━━━ Records for the exercise ━━━

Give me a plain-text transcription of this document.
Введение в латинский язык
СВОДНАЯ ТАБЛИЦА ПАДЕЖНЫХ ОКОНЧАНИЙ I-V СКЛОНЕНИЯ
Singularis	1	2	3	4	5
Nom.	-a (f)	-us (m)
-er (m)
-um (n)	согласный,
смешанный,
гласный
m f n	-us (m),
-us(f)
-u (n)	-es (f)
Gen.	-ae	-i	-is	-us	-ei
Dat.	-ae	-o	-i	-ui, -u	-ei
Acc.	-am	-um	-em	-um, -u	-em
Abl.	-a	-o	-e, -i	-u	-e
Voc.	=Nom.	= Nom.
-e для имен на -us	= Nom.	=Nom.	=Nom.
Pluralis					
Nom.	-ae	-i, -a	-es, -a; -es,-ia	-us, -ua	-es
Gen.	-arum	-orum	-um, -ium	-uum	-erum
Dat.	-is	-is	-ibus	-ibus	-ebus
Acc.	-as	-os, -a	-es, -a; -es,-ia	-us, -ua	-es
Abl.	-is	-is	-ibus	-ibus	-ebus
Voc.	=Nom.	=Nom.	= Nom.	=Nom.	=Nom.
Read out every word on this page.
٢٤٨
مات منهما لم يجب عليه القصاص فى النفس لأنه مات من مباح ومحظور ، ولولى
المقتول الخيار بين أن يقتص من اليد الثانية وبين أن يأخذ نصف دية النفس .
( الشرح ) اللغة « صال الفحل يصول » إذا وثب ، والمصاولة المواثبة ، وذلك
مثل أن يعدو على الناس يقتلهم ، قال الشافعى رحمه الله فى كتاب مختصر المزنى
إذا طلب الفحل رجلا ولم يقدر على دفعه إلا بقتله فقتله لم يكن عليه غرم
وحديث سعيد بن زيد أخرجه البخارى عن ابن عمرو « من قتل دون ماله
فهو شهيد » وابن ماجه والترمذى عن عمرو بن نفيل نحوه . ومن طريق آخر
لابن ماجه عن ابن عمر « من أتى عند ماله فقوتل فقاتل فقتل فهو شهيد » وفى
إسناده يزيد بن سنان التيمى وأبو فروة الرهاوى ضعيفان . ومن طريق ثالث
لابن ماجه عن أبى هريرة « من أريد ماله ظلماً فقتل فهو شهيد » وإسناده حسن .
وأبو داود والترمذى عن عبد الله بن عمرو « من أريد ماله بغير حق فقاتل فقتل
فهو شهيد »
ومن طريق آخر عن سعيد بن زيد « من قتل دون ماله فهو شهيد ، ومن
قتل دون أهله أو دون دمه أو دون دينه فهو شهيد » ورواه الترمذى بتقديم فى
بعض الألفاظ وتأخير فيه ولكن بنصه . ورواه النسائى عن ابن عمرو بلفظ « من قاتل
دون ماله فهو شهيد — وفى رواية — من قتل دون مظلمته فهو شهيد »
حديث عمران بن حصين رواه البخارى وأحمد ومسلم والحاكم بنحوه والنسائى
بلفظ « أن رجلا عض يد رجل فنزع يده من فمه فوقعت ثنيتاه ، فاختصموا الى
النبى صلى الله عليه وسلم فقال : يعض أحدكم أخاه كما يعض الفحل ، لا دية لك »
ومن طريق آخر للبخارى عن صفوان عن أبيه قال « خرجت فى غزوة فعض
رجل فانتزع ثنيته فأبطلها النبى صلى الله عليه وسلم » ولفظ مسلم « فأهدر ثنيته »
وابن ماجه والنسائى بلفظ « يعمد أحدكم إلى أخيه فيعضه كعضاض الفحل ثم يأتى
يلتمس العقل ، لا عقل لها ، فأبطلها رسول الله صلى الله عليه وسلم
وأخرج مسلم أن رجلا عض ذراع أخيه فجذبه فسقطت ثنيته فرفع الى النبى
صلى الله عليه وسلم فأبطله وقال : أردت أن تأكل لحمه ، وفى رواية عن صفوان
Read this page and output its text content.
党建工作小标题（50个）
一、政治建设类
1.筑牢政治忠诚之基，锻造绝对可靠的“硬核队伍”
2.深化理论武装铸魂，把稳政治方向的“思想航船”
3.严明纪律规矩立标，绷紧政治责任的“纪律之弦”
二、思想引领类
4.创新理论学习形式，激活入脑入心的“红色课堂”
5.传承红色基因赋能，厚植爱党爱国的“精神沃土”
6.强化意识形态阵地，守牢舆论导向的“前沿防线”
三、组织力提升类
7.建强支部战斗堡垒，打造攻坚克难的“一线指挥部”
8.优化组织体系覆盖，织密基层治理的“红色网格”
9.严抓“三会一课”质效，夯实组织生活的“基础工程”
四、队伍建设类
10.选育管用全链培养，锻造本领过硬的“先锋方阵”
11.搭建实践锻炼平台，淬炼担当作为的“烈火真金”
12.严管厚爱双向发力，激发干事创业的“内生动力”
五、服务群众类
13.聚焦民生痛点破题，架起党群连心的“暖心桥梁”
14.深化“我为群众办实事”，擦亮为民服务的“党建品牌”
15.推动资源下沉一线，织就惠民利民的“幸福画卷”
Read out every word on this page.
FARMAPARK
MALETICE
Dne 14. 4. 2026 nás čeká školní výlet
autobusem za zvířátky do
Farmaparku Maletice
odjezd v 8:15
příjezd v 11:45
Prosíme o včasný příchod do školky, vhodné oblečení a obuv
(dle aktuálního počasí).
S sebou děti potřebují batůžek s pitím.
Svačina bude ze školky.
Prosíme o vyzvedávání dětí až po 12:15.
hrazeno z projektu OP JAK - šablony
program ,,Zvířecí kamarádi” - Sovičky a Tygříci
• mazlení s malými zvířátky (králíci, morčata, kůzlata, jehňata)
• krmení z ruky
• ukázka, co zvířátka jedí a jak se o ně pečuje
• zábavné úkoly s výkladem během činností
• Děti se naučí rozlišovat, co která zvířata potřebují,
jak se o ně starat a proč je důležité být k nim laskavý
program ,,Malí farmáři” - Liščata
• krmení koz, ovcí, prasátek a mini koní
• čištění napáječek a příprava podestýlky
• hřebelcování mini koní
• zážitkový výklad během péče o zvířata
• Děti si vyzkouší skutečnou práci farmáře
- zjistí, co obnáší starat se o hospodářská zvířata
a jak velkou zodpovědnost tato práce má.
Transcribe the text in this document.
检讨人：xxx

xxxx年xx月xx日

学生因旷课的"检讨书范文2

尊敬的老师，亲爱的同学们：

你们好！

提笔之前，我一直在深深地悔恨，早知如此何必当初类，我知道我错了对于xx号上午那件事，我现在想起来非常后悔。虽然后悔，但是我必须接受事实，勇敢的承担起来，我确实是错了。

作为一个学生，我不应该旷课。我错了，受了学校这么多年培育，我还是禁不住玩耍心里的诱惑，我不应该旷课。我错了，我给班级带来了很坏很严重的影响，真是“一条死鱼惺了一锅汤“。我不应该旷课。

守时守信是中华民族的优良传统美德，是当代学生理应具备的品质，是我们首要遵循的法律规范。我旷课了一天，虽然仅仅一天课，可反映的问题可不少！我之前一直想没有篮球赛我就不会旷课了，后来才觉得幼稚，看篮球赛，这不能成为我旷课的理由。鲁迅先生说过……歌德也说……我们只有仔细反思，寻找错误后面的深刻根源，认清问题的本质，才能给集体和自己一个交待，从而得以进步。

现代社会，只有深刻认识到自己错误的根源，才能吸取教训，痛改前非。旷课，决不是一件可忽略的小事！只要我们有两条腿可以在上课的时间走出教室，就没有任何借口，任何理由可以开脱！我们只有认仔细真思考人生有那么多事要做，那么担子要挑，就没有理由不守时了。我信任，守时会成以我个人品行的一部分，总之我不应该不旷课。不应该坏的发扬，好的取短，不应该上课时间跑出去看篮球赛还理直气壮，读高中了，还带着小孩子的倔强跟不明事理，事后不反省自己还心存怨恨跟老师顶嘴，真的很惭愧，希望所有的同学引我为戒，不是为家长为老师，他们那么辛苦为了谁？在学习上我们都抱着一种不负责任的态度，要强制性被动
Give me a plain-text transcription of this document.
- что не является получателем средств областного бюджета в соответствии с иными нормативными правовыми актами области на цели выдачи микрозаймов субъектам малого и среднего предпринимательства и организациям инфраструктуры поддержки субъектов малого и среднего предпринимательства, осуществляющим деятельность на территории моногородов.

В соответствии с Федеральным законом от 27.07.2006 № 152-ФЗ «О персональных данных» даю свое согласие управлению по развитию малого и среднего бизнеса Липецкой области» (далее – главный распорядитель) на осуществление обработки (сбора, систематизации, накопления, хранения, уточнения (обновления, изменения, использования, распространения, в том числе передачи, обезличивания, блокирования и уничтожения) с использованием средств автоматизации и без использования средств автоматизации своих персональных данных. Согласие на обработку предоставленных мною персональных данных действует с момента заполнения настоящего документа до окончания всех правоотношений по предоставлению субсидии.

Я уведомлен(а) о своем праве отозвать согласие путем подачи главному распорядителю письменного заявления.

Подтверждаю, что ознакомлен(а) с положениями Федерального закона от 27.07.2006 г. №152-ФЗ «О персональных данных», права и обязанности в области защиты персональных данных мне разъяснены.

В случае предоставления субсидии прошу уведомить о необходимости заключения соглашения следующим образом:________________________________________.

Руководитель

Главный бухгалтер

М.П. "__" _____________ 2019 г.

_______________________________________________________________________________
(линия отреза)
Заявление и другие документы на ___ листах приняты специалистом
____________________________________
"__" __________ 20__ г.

━━━

Set task — Using the entries above, return each line that includes the word "zvířata".

Output —
• Děti se naučí rozlišovat, co která zvířata potřebují,
• zážitkový výklad během péče o zvířata
- zjistí, co obnáší starat se o hospodářská zvířata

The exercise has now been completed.